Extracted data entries

━━━━

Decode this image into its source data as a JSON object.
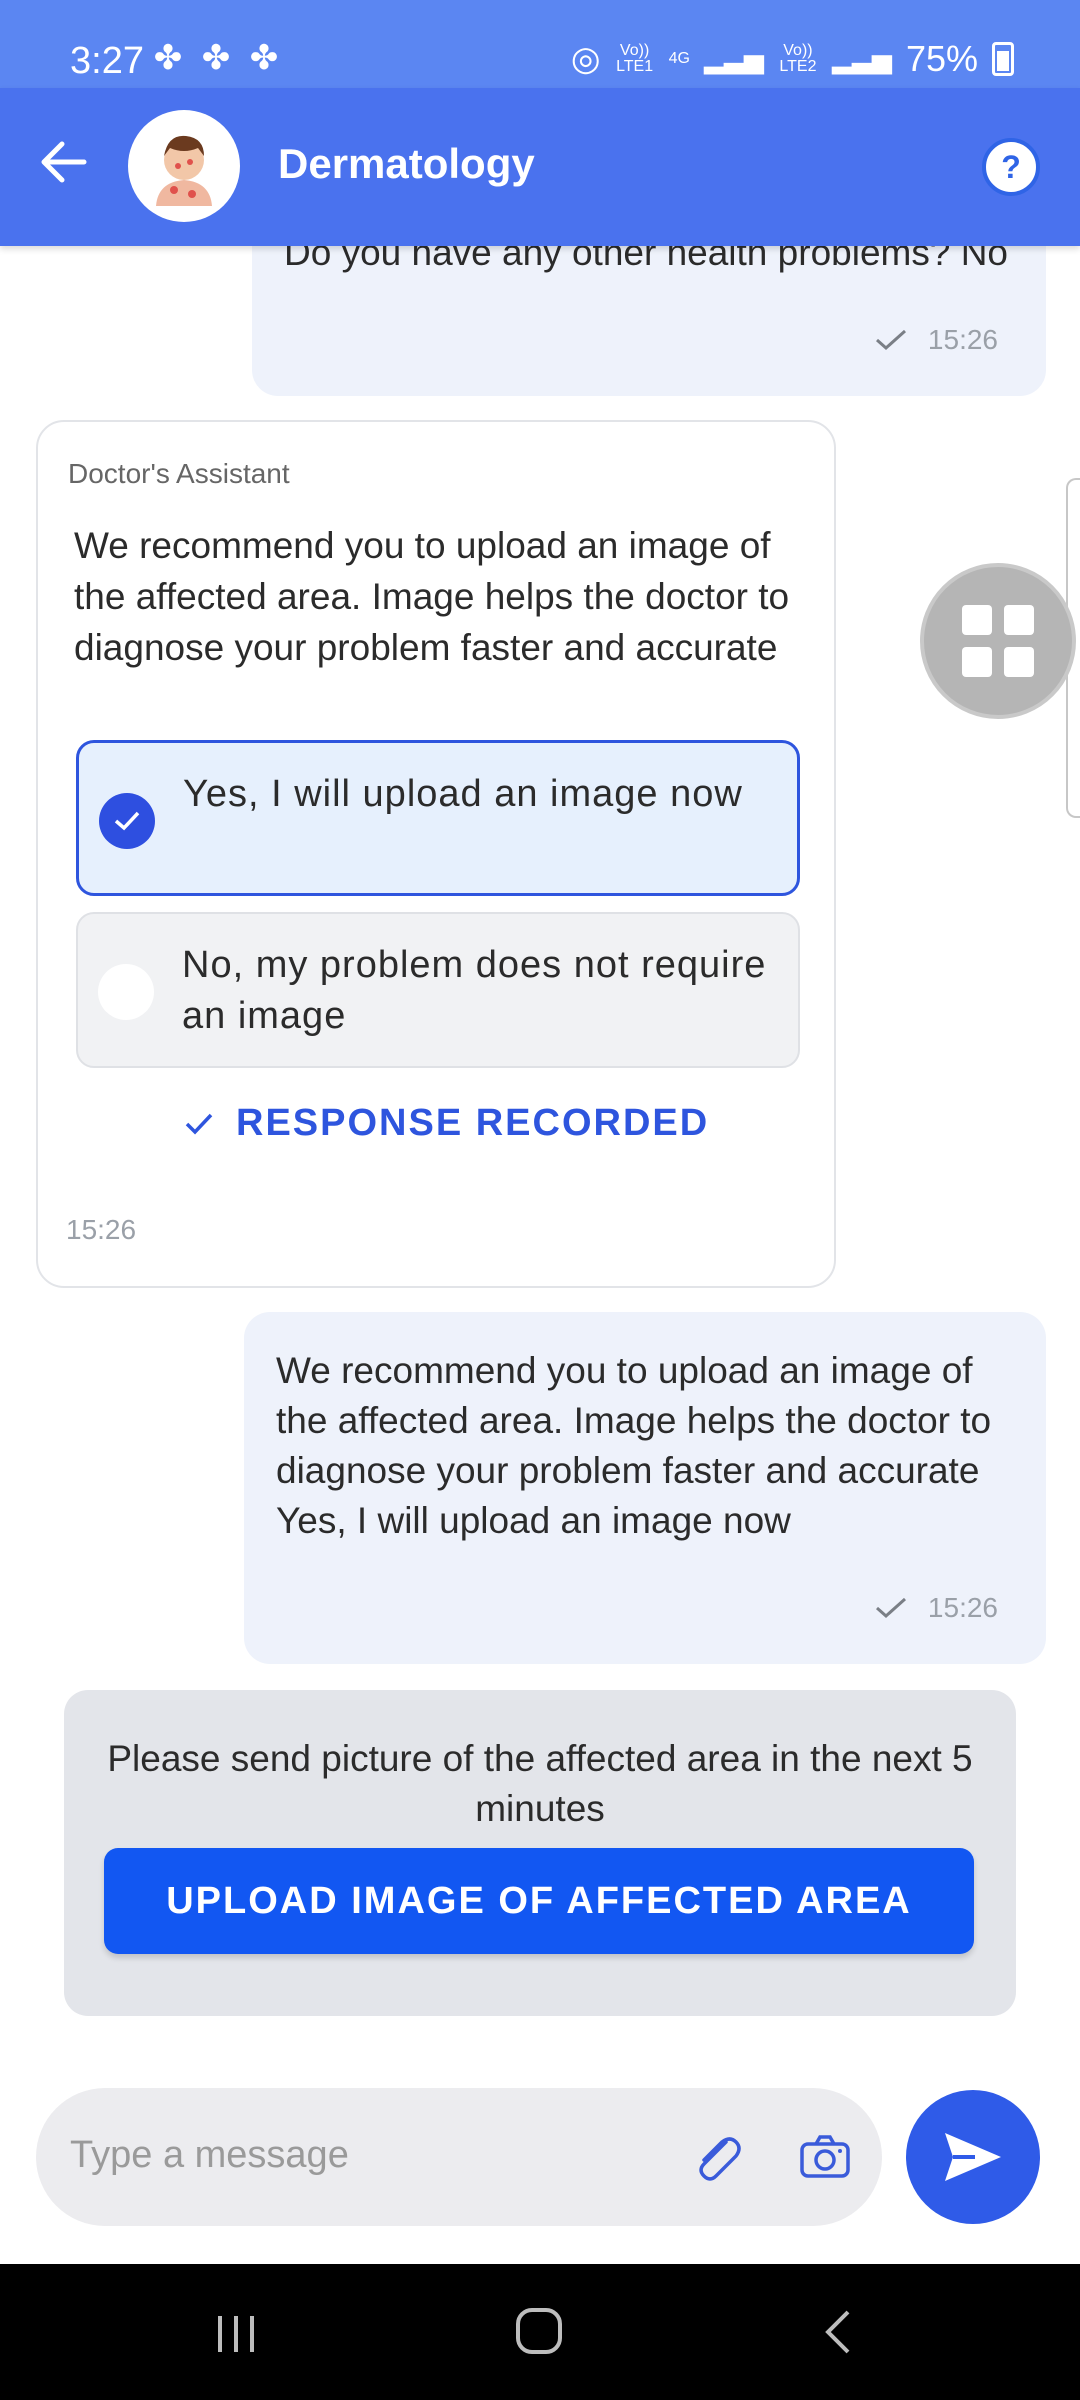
{
  "status_bar": {
    "time": "3:27",
    "battery": "75%",
    "network_sim1": "Vo)) LTE1",
    "network_type": "4G",
    "network_sim2": "Vo)) LTE2"
  },
  "header": {
    "title": "Dermatology",
    "help_label": "?"
  },
  "messages": {
    "prev_sent": {
      "text": "Do you have any other health problems? No",
      "time": "15:26"
    },
    "assistant": {
      "sender": "Doctor's Assistant",
      "text": "We recommend you to upload an image of the affected area. Image helps the doctor to diagnose your problem faster and accurate",
      "options": [
        {
          "label": "Yes, I will upload an image now",
          "selected": true
        },
        {
          "label": "No, my problem does not require an image",
          "selected": false
        }
      ],
      "status": "RESPONSE RECORDED",
      "time": "15:26"
    },
    "reply_sent": {
      "text": "We recommend you to upload an image of the affected area. Image helps the doctor to diagnose your problem faster and accurate Yes, I will upload an image now",
      "time": "15:26"
    }
  },
  "upload_card": {
    "text": "Please send picture of the affected area in the next 5 minutes",
    "button_label": "UPLOAD IMAGE OF AFFECTED AREA"
  },
  "composer": {
    "placeholder": "Type a message"
  },
  "colors": {
    "status_bar": "#5B86F2",
    "header": "#4A72EE",
    "accent": "#2E55DE",
    "upload_button": "#1257F2",
    "outgoing_bubble": "#EEF2FB"
  },
  "icons": [
    "back-arrow-icon",
    "doctor-avatar",
    "help-icon",
    "tick-icon",
    "check-icon",
    "grid-icon",
    "attach-icon",
    "camera-icon",
    "send-icon",
    "recents-icon",
    "home-icon",
    "nav-back-icon"
  ]
}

━━━━

▸ Aim of the task:
Pictures are to be left out; the records above must be repeated word for word.

▸ Answer to the problem:
Decode this image into its source data as a JSON object.
{
  "status_bar": {
    "time": "3:27",
    "battery": "75%",
    "network_sim1": "Vo)) LTE1",
    "network_type": "4G",
    "network_sim2": "Vo)) LTE2"
  },
  "header": {
    "title": "Dermatology",
    "help_label": "?"
  },
  "messages": {
    "prev_sent": {
      "text": "Do you have any other health problems? No",
      "time": "15:26"
    },
    "assistant": {
      "sender": "Doctor's Assistant",
      "text": "We recommend you to upload an image of the affected area. Image helps the doctor to diagnose your problem faster and accurate",
      "options": [
        {
          "label": "Yes, I will upload an image now",
          "selected": true
        },
        {
          "label": "No, my problem does not require an image",
          "selected": false
        }
      ],
      "status": "RESPONSE RECORDED",
      "time": "15:26"
    },
    "reply_sent": {
      "text": "We recommend you to upload an image of the affected area. Image helps the doctor to diagnose your problem faster and accurate Yes, I will upload an image now",
      "time": "15:26"
    }
  },
  "upload_card": {
    "text": "Please send picture of the affected area in the next 5 minutes",
    "button_label": "UPLOAD IMAGE OF AFFECTED AREA"
  },
  "composer": {
    "placeholder": "Type a message"
  },
  "colors": {
    "status_bar": "#5B86F2",
    "header": "#4A72EE",
    "accent": "#2E55DE",
    "upload_button": "#1257F2",
    "outgoing_bubble": "#EEF2FB"
  },
  "icons": [
    "back-arrow-icon",
    "doctor-avatar",
    "help-icon",
    "tick-icon",
    "check-icon",
    "grid-icon",
    "attach-icon",
    "camera-icon",
    "send-icon",
    "recents-icon",
    "home-icon",
    "nav-back-icon"
  ]
}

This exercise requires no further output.